# WHAT IS ASKED:
How many lines of the material below contain the string "tracks"? Answer with the number and nothing else.

##### RECORD SET

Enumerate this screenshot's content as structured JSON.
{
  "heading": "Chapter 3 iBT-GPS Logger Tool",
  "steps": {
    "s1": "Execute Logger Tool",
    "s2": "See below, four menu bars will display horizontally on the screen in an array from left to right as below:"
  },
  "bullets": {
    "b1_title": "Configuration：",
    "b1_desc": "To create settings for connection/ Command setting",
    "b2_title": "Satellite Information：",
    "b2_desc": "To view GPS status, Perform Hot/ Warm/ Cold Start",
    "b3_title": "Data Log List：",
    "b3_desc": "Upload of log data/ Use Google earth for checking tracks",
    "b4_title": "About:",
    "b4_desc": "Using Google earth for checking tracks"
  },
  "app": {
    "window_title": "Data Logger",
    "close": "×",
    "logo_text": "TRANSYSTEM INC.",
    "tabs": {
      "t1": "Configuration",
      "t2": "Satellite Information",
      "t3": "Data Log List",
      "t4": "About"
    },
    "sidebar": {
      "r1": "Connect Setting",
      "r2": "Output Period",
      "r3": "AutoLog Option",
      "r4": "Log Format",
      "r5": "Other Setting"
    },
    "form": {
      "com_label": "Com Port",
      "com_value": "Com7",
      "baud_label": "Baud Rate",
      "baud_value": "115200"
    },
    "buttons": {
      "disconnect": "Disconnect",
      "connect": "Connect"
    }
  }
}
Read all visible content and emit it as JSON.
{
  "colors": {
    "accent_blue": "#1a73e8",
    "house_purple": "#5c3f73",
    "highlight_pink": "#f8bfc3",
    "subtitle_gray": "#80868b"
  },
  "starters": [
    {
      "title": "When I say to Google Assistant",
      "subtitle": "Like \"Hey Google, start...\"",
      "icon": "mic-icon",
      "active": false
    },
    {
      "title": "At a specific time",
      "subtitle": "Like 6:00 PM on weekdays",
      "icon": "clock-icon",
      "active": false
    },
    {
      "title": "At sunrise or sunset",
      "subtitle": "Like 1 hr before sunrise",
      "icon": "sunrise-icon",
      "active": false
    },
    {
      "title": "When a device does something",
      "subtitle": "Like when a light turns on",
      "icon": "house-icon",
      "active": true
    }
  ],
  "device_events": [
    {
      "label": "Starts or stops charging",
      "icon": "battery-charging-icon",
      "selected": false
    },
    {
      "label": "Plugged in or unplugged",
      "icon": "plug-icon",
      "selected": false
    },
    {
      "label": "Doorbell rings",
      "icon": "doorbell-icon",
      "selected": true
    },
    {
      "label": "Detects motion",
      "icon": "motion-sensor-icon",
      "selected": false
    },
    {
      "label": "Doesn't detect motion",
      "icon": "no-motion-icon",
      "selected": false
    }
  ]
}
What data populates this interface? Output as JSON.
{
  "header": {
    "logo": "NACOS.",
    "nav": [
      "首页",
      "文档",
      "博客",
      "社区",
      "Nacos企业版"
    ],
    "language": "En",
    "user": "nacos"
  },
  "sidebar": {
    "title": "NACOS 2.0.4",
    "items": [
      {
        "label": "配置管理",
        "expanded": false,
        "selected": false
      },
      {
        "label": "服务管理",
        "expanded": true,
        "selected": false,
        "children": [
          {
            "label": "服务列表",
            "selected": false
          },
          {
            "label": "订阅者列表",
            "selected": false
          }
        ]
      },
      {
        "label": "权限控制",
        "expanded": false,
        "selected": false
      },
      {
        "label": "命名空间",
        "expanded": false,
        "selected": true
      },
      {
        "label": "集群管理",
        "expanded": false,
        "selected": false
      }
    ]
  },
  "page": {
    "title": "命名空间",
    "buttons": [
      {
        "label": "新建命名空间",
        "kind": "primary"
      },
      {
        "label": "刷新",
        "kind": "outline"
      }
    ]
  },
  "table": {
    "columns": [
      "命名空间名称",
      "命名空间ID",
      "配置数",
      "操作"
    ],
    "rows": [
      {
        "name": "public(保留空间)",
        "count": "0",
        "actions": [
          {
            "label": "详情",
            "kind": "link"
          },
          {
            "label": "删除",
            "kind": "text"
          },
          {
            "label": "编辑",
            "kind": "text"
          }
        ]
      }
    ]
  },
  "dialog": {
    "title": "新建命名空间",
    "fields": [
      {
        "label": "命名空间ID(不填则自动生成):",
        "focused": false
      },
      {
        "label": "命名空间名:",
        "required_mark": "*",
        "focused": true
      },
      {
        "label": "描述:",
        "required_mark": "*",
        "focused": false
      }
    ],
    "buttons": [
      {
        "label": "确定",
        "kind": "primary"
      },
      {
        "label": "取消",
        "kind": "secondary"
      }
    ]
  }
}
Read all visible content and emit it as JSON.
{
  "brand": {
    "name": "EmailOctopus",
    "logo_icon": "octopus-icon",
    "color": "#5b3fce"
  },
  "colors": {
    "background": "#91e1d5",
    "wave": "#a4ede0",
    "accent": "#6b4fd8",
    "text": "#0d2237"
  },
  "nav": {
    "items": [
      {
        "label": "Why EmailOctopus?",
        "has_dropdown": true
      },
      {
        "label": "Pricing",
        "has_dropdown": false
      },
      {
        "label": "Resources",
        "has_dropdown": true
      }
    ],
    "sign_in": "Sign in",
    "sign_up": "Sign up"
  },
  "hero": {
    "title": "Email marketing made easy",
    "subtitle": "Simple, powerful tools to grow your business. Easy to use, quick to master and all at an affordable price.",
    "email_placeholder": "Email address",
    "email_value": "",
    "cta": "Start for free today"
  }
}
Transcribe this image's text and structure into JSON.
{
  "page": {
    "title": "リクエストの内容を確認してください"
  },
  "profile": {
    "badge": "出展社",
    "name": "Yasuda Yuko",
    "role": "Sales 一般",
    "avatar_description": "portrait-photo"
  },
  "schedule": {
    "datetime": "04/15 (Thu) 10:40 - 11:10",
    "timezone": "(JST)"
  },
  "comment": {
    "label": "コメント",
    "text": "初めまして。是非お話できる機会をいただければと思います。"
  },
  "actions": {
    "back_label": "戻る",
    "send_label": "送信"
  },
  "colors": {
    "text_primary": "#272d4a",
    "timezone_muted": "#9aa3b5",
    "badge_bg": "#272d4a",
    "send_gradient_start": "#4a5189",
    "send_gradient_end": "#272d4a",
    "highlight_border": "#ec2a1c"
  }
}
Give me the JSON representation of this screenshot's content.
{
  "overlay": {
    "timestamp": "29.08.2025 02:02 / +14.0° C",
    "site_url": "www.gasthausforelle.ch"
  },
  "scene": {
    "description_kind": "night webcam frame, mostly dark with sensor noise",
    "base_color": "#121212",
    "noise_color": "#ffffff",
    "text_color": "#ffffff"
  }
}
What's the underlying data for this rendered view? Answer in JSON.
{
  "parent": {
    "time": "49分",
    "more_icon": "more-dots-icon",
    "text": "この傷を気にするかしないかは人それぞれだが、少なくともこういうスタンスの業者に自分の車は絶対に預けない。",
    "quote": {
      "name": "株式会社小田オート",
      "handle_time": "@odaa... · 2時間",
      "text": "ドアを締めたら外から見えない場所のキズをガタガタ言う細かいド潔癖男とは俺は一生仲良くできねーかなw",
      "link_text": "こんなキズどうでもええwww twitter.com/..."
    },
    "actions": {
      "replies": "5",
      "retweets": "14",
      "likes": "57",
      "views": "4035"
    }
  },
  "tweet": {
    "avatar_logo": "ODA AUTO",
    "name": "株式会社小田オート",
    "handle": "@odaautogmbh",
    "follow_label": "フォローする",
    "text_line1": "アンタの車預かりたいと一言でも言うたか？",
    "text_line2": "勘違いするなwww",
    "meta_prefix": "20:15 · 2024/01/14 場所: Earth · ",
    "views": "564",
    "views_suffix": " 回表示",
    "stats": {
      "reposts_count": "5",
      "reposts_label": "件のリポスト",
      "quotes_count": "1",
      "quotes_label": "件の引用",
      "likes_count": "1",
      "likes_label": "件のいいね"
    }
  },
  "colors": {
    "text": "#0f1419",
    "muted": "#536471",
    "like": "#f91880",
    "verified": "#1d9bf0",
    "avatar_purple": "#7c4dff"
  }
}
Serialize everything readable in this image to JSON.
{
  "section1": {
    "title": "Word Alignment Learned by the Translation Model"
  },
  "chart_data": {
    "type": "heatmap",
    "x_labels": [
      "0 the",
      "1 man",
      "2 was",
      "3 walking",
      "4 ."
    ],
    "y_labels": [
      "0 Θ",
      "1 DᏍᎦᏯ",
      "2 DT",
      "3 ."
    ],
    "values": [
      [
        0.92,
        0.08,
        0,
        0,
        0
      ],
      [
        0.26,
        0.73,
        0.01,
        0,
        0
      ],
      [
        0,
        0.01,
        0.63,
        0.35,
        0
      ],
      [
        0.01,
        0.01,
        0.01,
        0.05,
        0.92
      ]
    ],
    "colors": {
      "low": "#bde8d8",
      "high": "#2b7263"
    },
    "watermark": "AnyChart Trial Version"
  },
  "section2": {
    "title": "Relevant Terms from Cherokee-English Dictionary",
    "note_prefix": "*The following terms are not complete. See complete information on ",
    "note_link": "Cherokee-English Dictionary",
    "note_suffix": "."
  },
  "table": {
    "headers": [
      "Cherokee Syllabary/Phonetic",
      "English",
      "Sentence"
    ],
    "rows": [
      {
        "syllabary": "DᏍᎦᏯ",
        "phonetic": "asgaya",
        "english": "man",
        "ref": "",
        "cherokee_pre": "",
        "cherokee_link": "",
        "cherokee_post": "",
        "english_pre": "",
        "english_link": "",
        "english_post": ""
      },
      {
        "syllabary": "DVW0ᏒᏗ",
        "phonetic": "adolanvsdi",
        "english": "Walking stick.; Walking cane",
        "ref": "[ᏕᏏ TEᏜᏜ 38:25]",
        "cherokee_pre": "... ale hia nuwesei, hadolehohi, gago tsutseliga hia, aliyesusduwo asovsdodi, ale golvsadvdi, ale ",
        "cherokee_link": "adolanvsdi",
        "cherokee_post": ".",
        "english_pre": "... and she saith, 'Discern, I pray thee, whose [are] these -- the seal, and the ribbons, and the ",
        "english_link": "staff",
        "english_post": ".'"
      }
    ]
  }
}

##########

# ANSWER TO THIS EXERCISE:
2